[Recorded data]
(begin)

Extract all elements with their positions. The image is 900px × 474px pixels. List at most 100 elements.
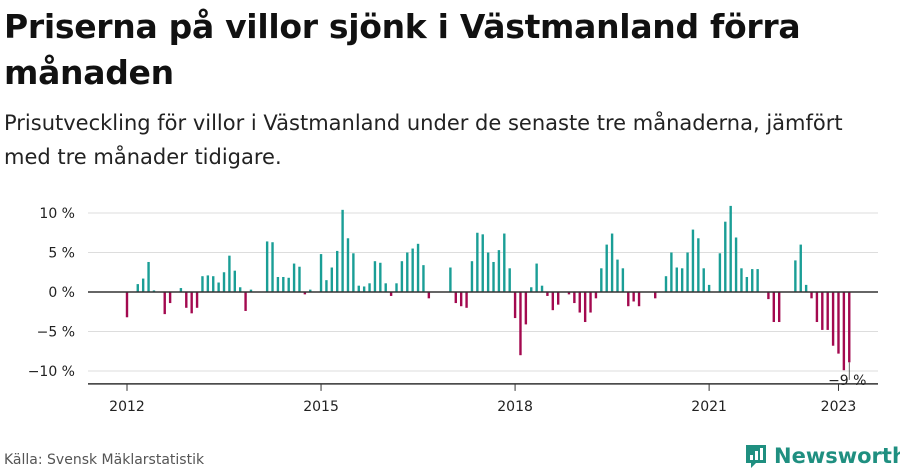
bar: [341, 209, 344, 292]
bar: [583, 292, 587, 323]
bar: [330, 267, 334, 292]
bar: [298, 266, 301, 292]
newsworthy-icon: [746, 445, 766, 468]
bar: [573, 292, 576, 304]
bar: [718, 253, 722, 292]
bar: [384, 283, 387, 292]
bar: [406, 252, 409, 292]
bar: [319, 254, 323, 292]
y-tick-label: −5 %: [37, 325, 75, 341]
bar: [400, 261, 404, 292]
bar: [249, 289, 253, 292]
bar: [449, 267, 452, 292]
bar: [842, 292, 846, 371]
bar: [524, 292, 528, 325]
bar: [777, 292, 781, 323]
bar: [481, 234, 484, 292]
axes: [88, 291, 878, 385]
bar: [535, 263, 538, 292]
bar: [546, 292, 549, 296]
bar: [497, 250, 501, 292]
bar: [303, 292, 307, 295]
bar: [804, 284, 808, 292]
bar: [751, 269, 754, 292]
bar: [675, 267, 678, 292]
x-tick-label: 2012: [109, 399, 145, 415]
bar: [794, 260, 797, 292]
bar: [616, 259, 619, 292]
bar: [201, 276, 204, 292]
chart-title: Priserna på villor sjönk i Västmanland f…: [4, 7, 801, 92]
bar: [190, 292, 193, 314]
y-tick-label: 10 %: [39, 206, 75, 222]
bar: [212, 276, 215, 292]
bar: [233, 270, 236, 292]
bar: [379, 262, 382, 292]
bar: [605, 244, 608, 292]
bar: [826, 292, 829, 330]
bar: [729, 205, 732, 292]
grid-lines: [88, 212, 878, 372]
bar: [195, 292, 199, 308]
bar: [540, 285, 544, 292]
bar: [411, 248, 414, 292]
bar: [519, 292, 522, 356]
bar: [265, 241, 269, 292]
bar: [670, 252, 673, 292]
bar: [632, 292, 635, 302]
bar: [594, 292, 598, 299]
bar: [756, 269, 759, 292]
bar: [152, 290, 156, 292]
bar: [740, 268, 743, 292]
bar: [697, 238, 700, 292]
bar: [362, 286, 366, 292]
bar: [508, 268, 511, 292]
bar: [163, 292, 166, 315]
bar: [492, 261, 495, 292]
bar: [185, 292, 188, 308]
bar: [368, 283, 371, 292]
bar: [238, 287, 242, 292]
bar: [271, 242, 274, 292]
bar: [848, 292, 851, 363]
bar: [680, 268, 684, 292]
bar: [422, 265, 425, 292]
bar: [416, 243, 420, 292]
bar: [664, 276, 668, 292]
source-note: Källa: Svensk Mäklarstatistik: [4, 452, 205, 468]
bar: [530, 287, 533, 292]
bar: [206, 275, 210, 292]
bar: [136, 284, 139, 292]
bars: [125, 205, 851, 371]
bar: [734, 237, 738, 292]
bar: [772, 292, 775, 323]
bar: [691, 229, 695, 292]
bar: [702, 268, 705, 292]
bar: [810, 292, 813, 299]
bar: [837, 292, 840, 354]
bar: [222, 272, 226, 292]
y-tick-label: 0 %: [48, 285, 75, 301]
bar: [486, 252, 490, 292]
bar: [654, 292, 657, 299]
bar: [767, 292, 770, 300]
bar: [147, 261, 150, 292]
bar: [551, 292, 555, 311]
annotations: −9 %: [828, 362, 866, 389]
bar: [600, 268, 603, 292]
bar: [217, 282, 220, 292]
bar: [567, 292, 571, 295]
bar: [686, 252, 689, 292]
y-tick-label: 5 %: [48, 246, 75, 262]
bar: [168, 292, 172, 304]
bar: [373, 261, 377, 292]
bar: [141, 278, 145, 292]
bar: [282, 276, 285, 292]
bar: [831, 292, 835, 346]
bar: [815, 292, 819, 323]
bar: [228, 255, 231, 292]
bar: [352, 253, 355, 292]
bar: [470, 261, 474, 292]
bar: [557, 292, 560, 305]
bar: [589, 292, 592, 313]
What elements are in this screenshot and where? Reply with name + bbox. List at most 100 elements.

(end)

### [Required work]
Collect each line in the rows above that contains the string "most".

### [Response to this task]
Extract all elements with their positions. The image is 900px × 474px pixels. List at most 100 elements.
What elements are in this screenshot and where? Reply with name + bbox. List at most 100 elements.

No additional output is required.